**Objective:**
In the memoir passage below, list each adjective that is used directly to describe Junior's voice.

**Source text:**
After I stopped lifting in 1972, I proceeded to enthusiastically degenerate. I became skinny-fat and out of shape for the first time in my life. I had drifted into a rock and roll lifestyle, hanging with a true pal from my old neighborhood. Junior was someone I'd known since age 12. Apparently as compensation for his impoverished, hillbilly white-trash upbringing, God gave the boy a golden singing voice. Junior could sing loud and perfectly in pitch; his voice was strong and gruff, akin to powerhouse vocalist Tom Jones.
In addition to a booming gruff voice, he was good looking, cocky, street smart and a true alpha; he was a scrapper and a hustler that now had the world by the throat; as in-demand front man and later as a tyrannical band leader, all the dollar bills just started dropping into his hands. He needed people he could trust so he turned to those who were good to him back when he was the dishwasher at Pop's Pizza. At age 15 he had impregnated a 15-year old girl (another tale) and the teen couple and newborn got an apartment while Junior worked on his music on the side.
The most prized commodity in rock and roll is the charismatic front man. Junior had charisma in spades; he reeked of it. Initially he fronted other bands, but that didn't last long…he was unmanageable and obsidante. Topflight players fought to get into Junior's new band because his band packed clubs effortlessly and immediately. This made him a God to musicians (good pay, steady work) and it made him a God, a terrible and wrathful God to club owners.
He demanded half the gig fee up front in advance in cash. The other half, a check, was due after the show or shows. Being a true hillbilly originally from Mud Lick, West Virginia, he placed the cash in mason jars and buried the jars in the backyard of his hillbilly mansion (the nicest house) in his hillbilly neighbourhood (the crappiest neighbourhood.)

**Recorded information:**
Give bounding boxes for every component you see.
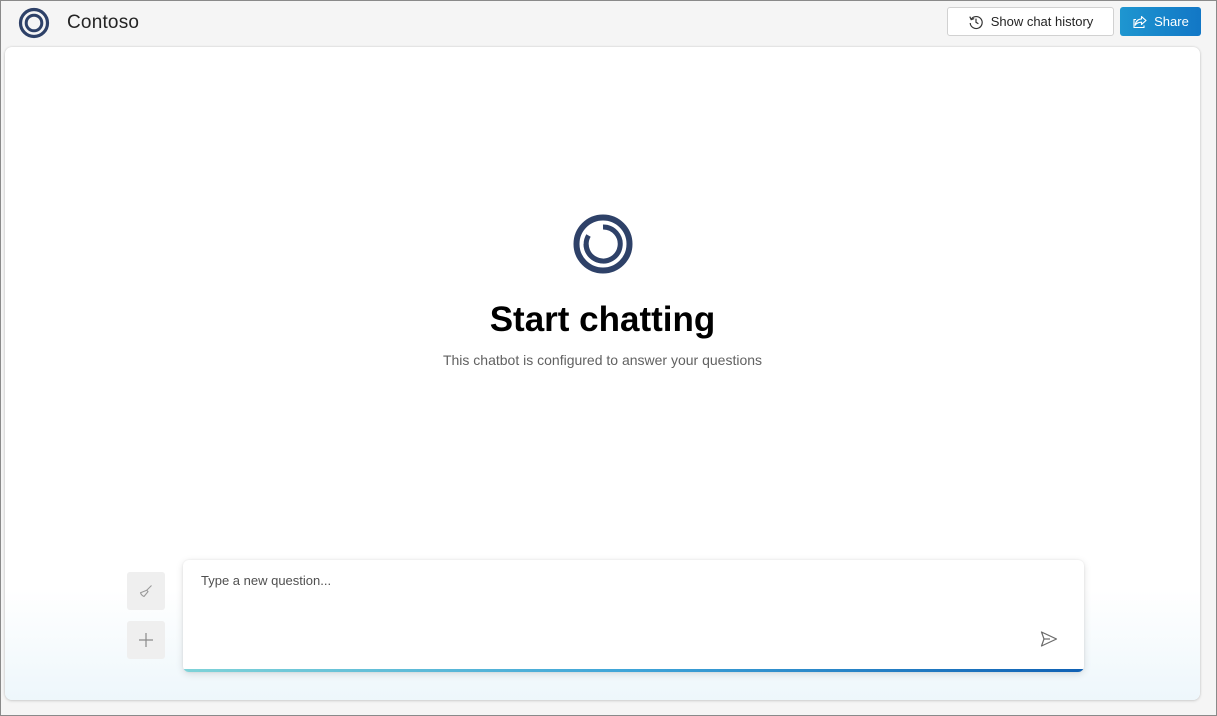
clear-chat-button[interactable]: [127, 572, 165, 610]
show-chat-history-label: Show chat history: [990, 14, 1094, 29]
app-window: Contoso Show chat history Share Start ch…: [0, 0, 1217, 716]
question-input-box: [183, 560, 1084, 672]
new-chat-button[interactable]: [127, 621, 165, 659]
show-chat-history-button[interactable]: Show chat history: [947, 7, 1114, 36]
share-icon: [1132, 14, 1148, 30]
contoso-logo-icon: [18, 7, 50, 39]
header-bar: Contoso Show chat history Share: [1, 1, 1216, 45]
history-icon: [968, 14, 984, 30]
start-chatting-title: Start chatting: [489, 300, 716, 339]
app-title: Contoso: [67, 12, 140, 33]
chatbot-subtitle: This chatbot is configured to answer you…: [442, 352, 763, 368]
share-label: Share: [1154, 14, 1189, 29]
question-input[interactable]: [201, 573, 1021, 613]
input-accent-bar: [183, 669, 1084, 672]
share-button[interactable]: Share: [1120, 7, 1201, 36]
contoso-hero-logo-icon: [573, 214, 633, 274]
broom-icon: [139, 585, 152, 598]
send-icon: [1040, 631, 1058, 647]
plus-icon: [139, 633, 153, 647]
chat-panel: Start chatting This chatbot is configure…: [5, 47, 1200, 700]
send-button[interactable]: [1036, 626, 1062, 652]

---

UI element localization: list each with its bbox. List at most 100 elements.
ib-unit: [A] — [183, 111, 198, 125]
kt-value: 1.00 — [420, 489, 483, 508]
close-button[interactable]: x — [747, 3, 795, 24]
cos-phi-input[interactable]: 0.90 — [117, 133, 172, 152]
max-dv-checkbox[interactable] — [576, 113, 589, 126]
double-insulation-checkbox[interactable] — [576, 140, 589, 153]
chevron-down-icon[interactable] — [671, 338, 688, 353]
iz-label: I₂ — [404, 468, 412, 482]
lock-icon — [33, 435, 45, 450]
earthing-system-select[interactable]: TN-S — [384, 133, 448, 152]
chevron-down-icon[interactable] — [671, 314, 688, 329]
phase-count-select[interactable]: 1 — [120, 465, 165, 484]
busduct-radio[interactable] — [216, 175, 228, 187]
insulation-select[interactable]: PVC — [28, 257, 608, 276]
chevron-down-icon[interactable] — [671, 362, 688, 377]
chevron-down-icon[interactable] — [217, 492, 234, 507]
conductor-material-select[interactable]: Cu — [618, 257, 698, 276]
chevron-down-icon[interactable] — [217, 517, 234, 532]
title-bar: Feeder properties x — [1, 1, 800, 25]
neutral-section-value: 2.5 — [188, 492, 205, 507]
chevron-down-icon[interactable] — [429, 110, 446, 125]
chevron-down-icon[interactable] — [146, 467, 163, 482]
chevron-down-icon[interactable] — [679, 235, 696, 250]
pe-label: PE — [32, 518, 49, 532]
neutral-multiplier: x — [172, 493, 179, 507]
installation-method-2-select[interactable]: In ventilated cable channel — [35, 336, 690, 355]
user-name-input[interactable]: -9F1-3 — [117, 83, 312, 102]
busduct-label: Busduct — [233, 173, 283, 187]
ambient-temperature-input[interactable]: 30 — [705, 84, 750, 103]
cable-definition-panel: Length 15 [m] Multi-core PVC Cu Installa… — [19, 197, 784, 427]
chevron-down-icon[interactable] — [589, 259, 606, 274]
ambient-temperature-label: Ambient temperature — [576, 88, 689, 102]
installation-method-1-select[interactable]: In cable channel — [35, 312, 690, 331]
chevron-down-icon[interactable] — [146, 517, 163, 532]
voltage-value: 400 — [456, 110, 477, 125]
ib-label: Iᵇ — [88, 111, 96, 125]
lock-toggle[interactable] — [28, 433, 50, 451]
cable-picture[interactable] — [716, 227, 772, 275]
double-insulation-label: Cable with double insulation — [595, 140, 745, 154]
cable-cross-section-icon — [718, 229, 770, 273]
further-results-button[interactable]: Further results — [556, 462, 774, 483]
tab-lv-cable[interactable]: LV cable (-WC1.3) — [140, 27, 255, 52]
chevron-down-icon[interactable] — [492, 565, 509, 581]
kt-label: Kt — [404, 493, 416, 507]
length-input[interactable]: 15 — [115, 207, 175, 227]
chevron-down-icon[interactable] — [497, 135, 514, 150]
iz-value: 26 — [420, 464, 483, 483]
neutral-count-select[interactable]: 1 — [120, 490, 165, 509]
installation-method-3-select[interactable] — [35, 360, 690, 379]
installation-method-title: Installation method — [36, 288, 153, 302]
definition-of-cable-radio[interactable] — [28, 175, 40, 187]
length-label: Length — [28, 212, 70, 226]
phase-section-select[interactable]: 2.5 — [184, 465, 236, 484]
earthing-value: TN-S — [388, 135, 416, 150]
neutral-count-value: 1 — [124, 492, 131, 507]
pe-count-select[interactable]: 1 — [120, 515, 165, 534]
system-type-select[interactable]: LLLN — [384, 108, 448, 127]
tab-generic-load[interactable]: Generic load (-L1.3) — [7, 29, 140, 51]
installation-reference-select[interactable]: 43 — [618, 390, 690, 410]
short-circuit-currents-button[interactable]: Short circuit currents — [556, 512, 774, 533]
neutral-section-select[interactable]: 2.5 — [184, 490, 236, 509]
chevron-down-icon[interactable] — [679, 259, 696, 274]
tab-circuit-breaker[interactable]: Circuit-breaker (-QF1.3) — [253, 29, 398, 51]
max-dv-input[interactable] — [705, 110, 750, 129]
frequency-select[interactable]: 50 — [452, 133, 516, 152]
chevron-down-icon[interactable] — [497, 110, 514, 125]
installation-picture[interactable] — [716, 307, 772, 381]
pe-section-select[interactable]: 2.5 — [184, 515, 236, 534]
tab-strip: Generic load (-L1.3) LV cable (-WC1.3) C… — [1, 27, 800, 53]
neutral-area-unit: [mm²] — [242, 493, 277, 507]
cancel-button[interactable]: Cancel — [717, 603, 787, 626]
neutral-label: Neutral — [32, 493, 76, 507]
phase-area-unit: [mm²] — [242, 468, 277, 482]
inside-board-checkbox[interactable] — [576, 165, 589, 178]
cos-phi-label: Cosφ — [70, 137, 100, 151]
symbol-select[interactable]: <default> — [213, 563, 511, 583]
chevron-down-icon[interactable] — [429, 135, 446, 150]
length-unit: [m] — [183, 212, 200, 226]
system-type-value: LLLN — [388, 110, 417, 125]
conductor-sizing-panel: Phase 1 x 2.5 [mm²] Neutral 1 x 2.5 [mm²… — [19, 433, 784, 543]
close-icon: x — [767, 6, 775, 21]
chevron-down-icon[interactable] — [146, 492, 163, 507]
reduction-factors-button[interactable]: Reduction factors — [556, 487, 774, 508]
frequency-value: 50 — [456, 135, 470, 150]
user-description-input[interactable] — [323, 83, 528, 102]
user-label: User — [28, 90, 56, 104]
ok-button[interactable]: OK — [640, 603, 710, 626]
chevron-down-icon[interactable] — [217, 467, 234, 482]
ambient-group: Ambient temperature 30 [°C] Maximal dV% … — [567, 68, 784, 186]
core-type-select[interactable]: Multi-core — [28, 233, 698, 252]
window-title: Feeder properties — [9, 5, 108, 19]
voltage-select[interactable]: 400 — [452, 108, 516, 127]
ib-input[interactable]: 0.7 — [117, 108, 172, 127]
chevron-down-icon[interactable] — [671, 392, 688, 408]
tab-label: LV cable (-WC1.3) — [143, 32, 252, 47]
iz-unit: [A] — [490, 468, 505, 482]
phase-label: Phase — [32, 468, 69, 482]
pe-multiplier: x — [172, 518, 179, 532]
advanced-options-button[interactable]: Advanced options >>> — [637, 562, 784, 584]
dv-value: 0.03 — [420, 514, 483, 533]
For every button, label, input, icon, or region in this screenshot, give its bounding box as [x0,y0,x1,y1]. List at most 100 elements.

**Exercise result:**
golden, strong, gruff, booming